> Source material
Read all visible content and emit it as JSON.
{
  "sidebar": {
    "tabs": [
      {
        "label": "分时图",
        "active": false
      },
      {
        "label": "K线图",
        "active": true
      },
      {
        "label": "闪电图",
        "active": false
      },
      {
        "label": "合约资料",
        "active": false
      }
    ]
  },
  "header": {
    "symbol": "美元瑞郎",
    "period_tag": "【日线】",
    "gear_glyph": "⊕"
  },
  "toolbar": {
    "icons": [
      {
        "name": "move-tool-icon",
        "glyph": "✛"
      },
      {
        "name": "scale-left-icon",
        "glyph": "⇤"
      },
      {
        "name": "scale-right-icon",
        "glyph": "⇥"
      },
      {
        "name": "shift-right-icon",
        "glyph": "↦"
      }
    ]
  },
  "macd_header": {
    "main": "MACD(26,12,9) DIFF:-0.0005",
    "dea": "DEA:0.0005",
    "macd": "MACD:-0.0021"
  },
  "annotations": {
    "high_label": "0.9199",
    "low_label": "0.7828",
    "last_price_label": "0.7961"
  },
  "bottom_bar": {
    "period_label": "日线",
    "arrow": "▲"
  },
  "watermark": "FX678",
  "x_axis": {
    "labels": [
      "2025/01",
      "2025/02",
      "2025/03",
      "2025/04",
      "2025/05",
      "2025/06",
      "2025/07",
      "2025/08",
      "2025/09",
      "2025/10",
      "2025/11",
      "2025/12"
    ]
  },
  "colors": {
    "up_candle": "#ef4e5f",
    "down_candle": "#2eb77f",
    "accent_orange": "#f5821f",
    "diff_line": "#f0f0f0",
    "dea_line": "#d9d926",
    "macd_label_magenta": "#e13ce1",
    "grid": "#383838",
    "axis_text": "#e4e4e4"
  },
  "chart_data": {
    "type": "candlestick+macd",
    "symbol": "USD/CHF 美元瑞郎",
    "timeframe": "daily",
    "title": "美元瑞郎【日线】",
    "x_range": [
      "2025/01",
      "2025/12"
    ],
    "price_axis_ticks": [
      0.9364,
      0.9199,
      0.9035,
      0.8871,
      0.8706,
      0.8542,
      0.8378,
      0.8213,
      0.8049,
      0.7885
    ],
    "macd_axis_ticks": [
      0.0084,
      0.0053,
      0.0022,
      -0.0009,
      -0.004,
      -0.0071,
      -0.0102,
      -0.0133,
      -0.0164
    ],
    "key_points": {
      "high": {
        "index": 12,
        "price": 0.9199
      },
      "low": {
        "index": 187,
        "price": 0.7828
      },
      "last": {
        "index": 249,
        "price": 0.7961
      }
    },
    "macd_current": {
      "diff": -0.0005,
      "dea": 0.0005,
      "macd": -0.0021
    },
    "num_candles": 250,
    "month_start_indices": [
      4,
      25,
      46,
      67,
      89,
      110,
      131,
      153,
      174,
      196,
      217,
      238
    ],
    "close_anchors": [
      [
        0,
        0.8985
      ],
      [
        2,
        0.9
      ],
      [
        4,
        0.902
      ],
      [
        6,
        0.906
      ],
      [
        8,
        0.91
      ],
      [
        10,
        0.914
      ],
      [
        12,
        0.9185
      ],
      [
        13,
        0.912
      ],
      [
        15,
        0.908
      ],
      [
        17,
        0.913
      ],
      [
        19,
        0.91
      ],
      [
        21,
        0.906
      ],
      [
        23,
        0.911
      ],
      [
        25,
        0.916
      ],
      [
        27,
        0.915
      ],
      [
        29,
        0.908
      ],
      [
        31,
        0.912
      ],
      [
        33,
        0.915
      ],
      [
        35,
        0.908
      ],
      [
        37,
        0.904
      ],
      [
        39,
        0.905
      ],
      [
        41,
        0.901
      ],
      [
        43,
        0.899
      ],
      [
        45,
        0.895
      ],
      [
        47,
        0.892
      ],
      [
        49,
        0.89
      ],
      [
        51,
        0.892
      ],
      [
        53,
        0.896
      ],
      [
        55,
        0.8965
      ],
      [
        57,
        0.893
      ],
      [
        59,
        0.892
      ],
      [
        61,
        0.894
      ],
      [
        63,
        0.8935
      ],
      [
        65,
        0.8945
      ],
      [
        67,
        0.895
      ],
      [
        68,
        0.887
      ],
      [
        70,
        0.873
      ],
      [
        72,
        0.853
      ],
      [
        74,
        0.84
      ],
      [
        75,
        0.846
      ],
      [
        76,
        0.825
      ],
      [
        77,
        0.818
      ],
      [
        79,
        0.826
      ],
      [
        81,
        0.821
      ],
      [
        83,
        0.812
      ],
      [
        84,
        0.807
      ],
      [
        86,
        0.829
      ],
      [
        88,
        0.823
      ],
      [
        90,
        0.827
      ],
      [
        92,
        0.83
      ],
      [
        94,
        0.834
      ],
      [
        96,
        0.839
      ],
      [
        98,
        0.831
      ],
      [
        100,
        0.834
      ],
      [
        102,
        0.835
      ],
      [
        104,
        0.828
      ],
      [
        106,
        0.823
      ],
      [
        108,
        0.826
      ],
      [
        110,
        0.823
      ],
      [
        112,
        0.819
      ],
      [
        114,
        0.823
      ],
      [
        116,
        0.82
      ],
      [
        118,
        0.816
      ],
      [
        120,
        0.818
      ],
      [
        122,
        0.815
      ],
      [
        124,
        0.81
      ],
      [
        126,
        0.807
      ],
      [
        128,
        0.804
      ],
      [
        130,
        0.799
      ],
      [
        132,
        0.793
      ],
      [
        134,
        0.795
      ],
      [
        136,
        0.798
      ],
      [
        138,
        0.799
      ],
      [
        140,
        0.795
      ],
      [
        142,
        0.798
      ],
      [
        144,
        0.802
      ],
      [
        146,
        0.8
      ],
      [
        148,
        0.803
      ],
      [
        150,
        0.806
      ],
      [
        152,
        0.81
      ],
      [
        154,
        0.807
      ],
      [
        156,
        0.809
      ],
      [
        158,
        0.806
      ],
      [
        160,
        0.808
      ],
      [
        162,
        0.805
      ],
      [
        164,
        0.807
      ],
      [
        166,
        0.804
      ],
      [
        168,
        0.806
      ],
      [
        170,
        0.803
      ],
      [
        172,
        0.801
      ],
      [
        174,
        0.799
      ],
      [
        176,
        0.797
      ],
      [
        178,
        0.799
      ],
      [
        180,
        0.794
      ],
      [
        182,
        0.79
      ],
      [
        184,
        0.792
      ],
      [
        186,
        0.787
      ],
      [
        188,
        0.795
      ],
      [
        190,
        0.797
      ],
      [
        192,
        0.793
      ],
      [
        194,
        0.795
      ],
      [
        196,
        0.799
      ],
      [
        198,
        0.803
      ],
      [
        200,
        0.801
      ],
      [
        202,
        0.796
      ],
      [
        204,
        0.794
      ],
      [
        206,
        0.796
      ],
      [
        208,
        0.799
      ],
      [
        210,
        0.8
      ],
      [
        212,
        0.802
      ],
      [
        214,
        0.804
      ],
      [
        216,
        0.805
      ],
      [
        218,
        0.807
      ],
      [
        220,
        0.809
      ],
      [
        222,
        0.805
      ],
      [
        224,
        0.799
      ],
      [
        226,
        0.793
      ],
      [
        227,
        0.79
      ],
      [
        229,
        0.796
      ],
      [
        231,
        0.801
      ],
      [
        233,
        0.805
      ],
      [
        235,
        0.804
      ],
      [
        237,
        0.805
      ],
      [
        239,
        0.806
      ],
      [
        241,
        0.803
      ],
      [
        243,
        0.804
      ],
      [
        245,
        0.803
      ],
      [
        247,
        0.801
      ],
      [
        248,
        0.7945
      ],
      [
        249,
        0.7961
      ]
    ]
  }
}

> What you are asked to do
Using the data above, print every record exactly as shown.

> Finished task
Read all visible content and emit it as JSON.
{
  "sidebar": {
    "tabs": [
      {
        "label": "分时图",
        "active": false
      },
      {
        "label": "K线图",
        "active": true
      },
      {
        "label": "闪电图",
        "active": false
      },
      {
        "label": "合约资料",
        "active": false
      }
    ]
  },
  "header": {
    "symbol": "美元瑞郎",
    "period_tag": "【日线】",
    "gear_glyph": "⊕"
  },
  "toolbar": {
    "icons": [
      {
        "name": "move-tool-icon",
        "glyph": "✛"
      },
      {
        "name": "scale-left-icon",
        "glyph": "⇤"
      },
      {
        "name": "scale-right-icon",
        "glyph": "⇥"
      },
      {
        "name": "shift-right-icon",
        "glyph": "↦"
      }
    ]
  },
  "macd_header": {
    "main": "MACD(26,12,9) DIFF:-0.0005",
    "dea": "DEA:0.0005",
    "macd": "MACD:-0.0021"
  },
  "annotations": {
    "high_label": "0.9199",
    "low_label": "0.7828",
    "last_price_label": "0.7961"
  },
  "bottom_bar": {
    "period_label": "日线",
    "arrow": "▲"
  },
  "watermark": "FX678",
  "x_axis": {
    "labels": [
      "2025/01",
      "2025/02",
      "2025/03",
      "2025/04",
      "2025/05",
      "2025/06",
      "2025/07",
      "2025/08",
      "2025/09",
      "2025/10",
      "2025/11",
      "2025/12"
    ]
  },
  "colors": {
    "up_candle": "#ef4e5f",
    "down_candle": "#2eb77f",
    "accent_orange": "#f5821f",
    "diff_line": "#f0f0f0",
    "dea_line": "#d9d926",
    "macd_label_magenta": "#e13ce1",
    "grid": "#383838",
    "axis_text": "#e4e4e4"
  },
  "chart_data": {
    "type": "candlestick+macd",
    "symbol": "USD/CHF 美元瑞郎",
    "timeframe": "daily",
    "title": "美元瑞郎【日线】",
    "x_range": [
      "2025/01",
      "2025/12"
    ],
    "price_axis_ticks": [
      0.9364,
      0.9199,
      0.9035,
      0.8871,
      0.8706,
      0.8542,
      0.8378,
      0.8213,
      0.8049,
      0.7885
    ],
    "macd_axis_ticks": [
      0.0084,
      0.0053,
      0.0022,
      -0.0009,
      -0.004,
      -0.0071,
      -0.0102,
      -0.0133,
      -0.0164
    ],
    "key_points": {
      "high": {
        "index": 12,
        "price": 0.9199
      },
      "low": {
        "index": 187,
        "price": 0.7828
      },
      "last": {
        "index": 249,
        "price": 0.7961
      }
    },
    "macd_current": {
      "diff": -0.0005,
      "dea": 0.0005,
      "macd": -0.0021
    },
    "num_candles": 250,
    "month_start_indices": [
      4,
      25,
      46,
      67,
      89,
      110,
      131,
      153,
      174,
      196,
      217,
      238
    ],
    "close_anchors": [
      [
        0,
        0.8985
      ],
      [
        2,
        0.9
      ],
      [
        4,
        0.902
      ],
      [
        6,
        0.906
      ],
      [
        8,
        0.91
      ],
      [
        10,
        0.914
      ],
      [
        12,
        0.9185
      ],
      [
        13,
        0.912
      ],
      [
        15,
        0.908
      ],
      [
        17,
        0.913
      ],
      [
        19,
        0.91
      ],
      [
        21,
        0.906
      ],
      [
        23,
        0.911
      ],
      [
        25,
        0.916
      ],
      [
        27,
        0.915
      ],
      [
        29,
        0.908
      ],
      [
        31,
        0.912
      ],
      [
        33,
        0.915
      ],
      [
        35,
        0.908
      ],
      [
        37,
        0.904
      ],
      [
        39,
        0.905
      ],
      [
        41,
        0.901
      ],
      [
        43,
        0.899
      ],
      [
        45,
        0.895
      ],
      [
        47,
        0.892
      ],
      [
        49,
        0.89
      ],
      [
        51,
        0.892
      ],
      [
        53,
        0.896
      ],
      [
        55,
        0.8965
      ],
      [
        57,
        0.893
      ],
      [
        59,
        0.892
      ],
      [
        61,
        0.894
      ],
      [
        63,
        0.8935
      ],
      [
        65,
        0.8945
      ],
      [
        67,
        0.895
      ],
      [
        68,
        0.887
      ],
      [
        70,
        0.873
      ],
      [
        72,
        0.853
      ],
      [
        74,
        0.84
      ],
      [
        75,
        0.846
      ],
      [
        76,
        0.825
      ],
      [
        77,
        0.818
      ],
      [
        79,
        0.826
      ],
      [
        81,
        0.821
      ],
      [
        83,
        0.812
      ],
      [
        84,
        0.807
      ],
      [
        86,
        0.829
      ],
      [
        88,
        0.823
      ],
      [
        90,
        0.827
      ],
      [
        92,
        0.83
      ],
      [
        94,
        0.834
      ],
      [
        96,
        0.839
      ],
      [
        98,
        0.831
      ],
      [
        100,
        0.834
      ],
      [
        102,
        0.835
      ],
      [
        104,
        0.828
      ],
      [
        106,
        0.823
      ],
      [
        108,
        0.826
      ],
      [
        110,
        0.823
      ],
      [
        112,
        0.819
      ],
      [
        114,
        0.823
      ],
      [
        116,
        0.82
      ],
      [
        118,
        0.816
      ],
      [
        120,
        0.818
      ],
      [
        122,
        0.815
      ],
      [
        124,
        0.81
      ],
      [
        126,
        0.807
      ],
      [
        128,
        0.804
      ],
      [
        130,
        0.799
      ],
      [
        132,
        0.793
      ],
      [
        134,
        0.795
      ],
      [
        136,
        0.798
      ],
      [
        138,
        0.799
      ],
      [
        140,
        0.795
      ],
      [
        142,
        0.798
      ],
      [
        144,
        0.802
      ],
      [
        146,
        0.8
      ],
      [
        148,
        0.803
      ],
      [
        150,
        0.806
      ],
      [
        152,
        0.81
      ],
      [
        154,
        0.807
      ],
      [
        156,
        0.809
      ],
      [
        158,
        0.806
      ],
      [
        160,
        0.808
      ],
      [
        162,
        0.805
      ],
      [
        164,
        0.807
      ],
      [
        166,
        0.804
      ],
      [
        168,
        0.806
      ],
      [
        170,
        0.803
      ],
      [
        172,
        0.801
      ],
      [
        174,
        0.799
      ],
      [
        176,
        0.797
      ],
      [
        178,
        0.799
      ],
      [
        180,
        0.794
      ],
      [
        182,
        0.79
      ],
      [
        184,
        0.792
      ],
      [
        186,
        0.787
      ],
      [
        188,
        0.795
      ],
      [
        190,
        0.797
      ],
      [
        192,
        0.793
      ],
      [
        194,
        0.795
      ],
      [
        196,
        0.799
      ],
      [
        198,
        0.803
      ],
      [
        200,
        0.801
      ],
      [
        202,
        0.796
      ],
      [
        204,
        0.794
      ],
      [
        206,
        0.796
      ],
      [
        208,
        0.799
      ],
      [
        210,
        0.8
      ],
      [
        212,
        0.802
      ],
      [
        214,
        0.804
      ],
      [
        216,
        0.805
      ],
      [
        218,
        0.807
      ],
      [
        220,
        0.809
      ],
      [
        222,
        0.805
      ],
      [
        224,
        0.799
      ],
      [
        226,
        0.793
      ],
      [
        227,
        0.79
      ],
      [
        229,
        0.796
      ],
      [
        231,
        0.801
      ],
      [
        233,
        0.805
      ],
      [
        235,
        0.804
      ],
      [
        237,
        0.805
      ],
      [
        239,
        0.806
      ],
      [
        241,
        0.803
      ],
      [
        243,
        0.804
      ],
      [
        245,
        0.803
      ],
      [
        247,
        0.801
      ],
      [
        248,
        0.7945
      ],
      [
        249,
        0.7961
      ]
    ]
  }
}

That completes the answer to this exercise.